**Goal:**
Below is some material; transcribe all of it exactly.
── The records ──
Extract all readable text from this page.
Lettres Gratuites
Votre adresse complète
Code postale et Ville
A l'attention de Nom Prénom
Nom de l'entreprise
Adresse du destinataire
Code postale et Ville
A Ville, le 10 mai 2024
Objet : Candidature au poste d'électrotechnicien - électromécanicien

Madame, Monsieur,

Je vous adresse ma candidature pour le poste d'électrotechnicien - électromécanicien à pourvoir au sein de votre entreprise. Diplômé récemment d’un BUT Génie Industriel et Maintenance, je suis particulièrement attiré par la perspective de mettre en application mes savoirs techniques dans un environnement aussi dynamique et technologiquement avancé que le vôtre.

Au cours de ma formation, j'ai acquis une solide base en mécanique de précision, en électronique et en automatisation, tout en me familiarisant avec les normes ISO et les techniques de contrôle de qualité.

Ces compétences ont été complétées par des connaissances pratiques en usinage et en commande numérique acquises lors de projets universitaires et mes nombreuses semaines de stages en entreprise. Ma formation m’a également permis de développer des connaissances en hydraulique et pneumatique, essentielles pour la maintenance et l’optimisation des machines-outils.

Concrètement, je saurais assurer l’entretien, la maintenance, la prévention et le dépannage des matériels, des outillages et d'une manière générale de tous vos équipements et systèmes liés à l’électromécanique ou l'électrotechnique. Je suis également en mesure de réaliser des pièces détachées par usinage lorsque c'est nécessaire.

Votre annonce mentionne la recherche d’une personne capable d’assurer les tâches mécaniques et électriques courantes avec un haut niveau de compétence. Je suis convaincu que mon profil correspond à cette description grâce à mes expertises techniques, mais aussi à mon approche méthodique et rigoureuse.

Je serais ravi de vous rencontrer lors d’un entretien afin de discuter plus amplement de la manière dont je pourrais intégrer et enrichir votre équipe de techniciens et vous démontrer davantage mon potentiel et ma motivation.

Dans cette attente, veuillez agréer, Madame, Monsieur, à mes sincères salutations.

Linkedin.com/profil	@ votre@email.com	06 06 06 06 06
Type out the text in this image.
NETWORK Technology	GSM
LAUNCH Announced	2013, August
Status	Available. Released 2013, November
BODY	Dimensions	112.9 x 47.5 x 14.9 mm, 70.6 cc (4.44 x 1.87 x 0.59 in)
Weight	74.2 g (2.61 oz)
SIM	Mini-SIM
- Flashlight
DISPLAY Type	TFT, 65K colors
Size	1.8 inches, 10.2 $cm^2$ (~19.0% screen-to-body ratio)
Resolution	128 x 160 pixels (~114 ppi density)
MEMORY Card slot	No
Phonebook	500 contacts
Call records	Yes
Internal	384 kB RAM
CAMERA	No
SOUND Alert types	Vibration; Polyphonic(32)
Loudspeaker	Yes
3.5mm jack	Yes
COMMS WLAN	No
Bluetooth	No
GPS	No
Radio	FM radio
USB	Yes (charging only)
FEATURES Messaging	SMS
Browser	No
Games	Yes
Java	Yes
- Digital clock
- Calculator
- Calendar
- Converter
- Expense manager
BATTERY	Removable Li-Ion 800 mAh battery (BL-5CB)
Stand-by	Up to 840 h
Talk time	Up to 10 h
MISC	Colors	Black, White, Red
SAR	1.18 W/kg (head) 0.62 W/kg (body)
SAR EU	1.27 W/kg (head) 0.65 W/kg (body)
───
**Answer below:**
Extract all readable text from this page.
Lettres Gratuites
Votre adresse complète
Code postale et Ville
A l'attention de Nom Prénom
Nom de l'entreprise
Adresse du destinataire
Code postale et Ville
A Ville, le 10 mai 2024
Objet : Candidature au poste d'électrotechnicien - électromécanicien

Madame, Monsieur,

Je vous adresse ma candidature pour le poste d'électrotechnicien - électromécanicien à pourvoir au sein de votre entreprise. Diplômé récemment d’un BUT Génie Industriel et Maintenance, je suis particulièrement attiré par la perspective de mettre en application mes savoirs techniques dans un environnement aussi dynamique et technologiquement avancé que le vôtre.

Au cours de ma formation, j'ai acquis une solide base en mécanique de précision, en électronique et en automatisation, tout en me familiarisant avec les normes ISO et les techniques de contrôle de qualité.

Ces compétences ont été complétées par des connaissances pratiques en usinage et en commande numérique acquises lors de projets universitaires et mes nombreuses semaines de stages en entreprise. Ma formation m’a également permis de développer des connaissances en hydraulique et pneumatique, essentielles pour la maintenance et l’optimisation des machines-outils.

Concrètement, je saurais assurer l’entretien, la maintenance, la prévention et le dépannage des matériels, des outillages et d'une manière générale de tous vos équipements et systèmes liés à l’électromécanique ou l'électrotechnique. Je suis également en mesure de réaliser des pièces détachées par usinage lorsque c'est nécessaire.

Votre annonce mentionne la recherche d’une personne capable d’assurer les tâches mécaniques et électriques courantes avec un haut niveau de compétence. Je suis convaincu que mon profil correspond à cette description grâce à mes expertises techniques, mais aussi à mon approche méthodique et rigoureuse.

Je serais ravi de vous rencontrer lors d’un entretien afin de discuter plus amplement de la manière dont je pourrais intégrer et enrichir votre équipe de techniciens et vous démontrer davantage mon potentiel et ma motivation.

Dans cette attente, veuillez agréer, Madame, Monsieur, à mes sincères salutations.

Linkedin.com/profil	@ votre@email.com	06 06 06 06 06
Type out the text in this image.
NETWORK Technology	GSM
LAUNCH Announced	2013, August
Status	Available. Released 2013, November
BODY	Dimensions	112.9 x 47.5 x 14.9 mm, 70.6 cc (4.44 x 1.87 x 0.59 in)
Weight	74.2 g (2.61 oz)
SIM	Mini-SIM
- Flashlight
DISPLAY Type	TFT, 65K colors
Size	1.8 inches, 10.2 $cm^2$ (~19.0% screen-to-body ratio)
Resolution	128 x 160 pixels (~114 ppi density)
MEMORY Card slot	No
Phonebook	500 contacts
Call records	Yes
Internal	384 kB RAM
CAMERA	No
SOUND Alert types	Vibration; Polyphonic(32)
Loudspeaker	Yes
3.5mm jack	Yes
COMMS WLAN	No
Bluetooth	No
GPS	No
Radio	FM radio
USB	Yes (charging only)
FEATURES Messaging	SMS
Browser	No
Games	Yes
Java	Yes
- Digital clock
- Calculator
- Calendar
- Converter
- Expense manager
BATTERY	Removable Li-Ion 800 mAh battery (BL-5CB)
Stand-by	Up to 840 h
Talk time	Up to 10 h
MISC	Colors	Black, White, Red
SAR	1.18 W/kg (head) 0.62 W/kg (body)
SAR EU	1.27 W/kg (head) 0.65 W/kg (body)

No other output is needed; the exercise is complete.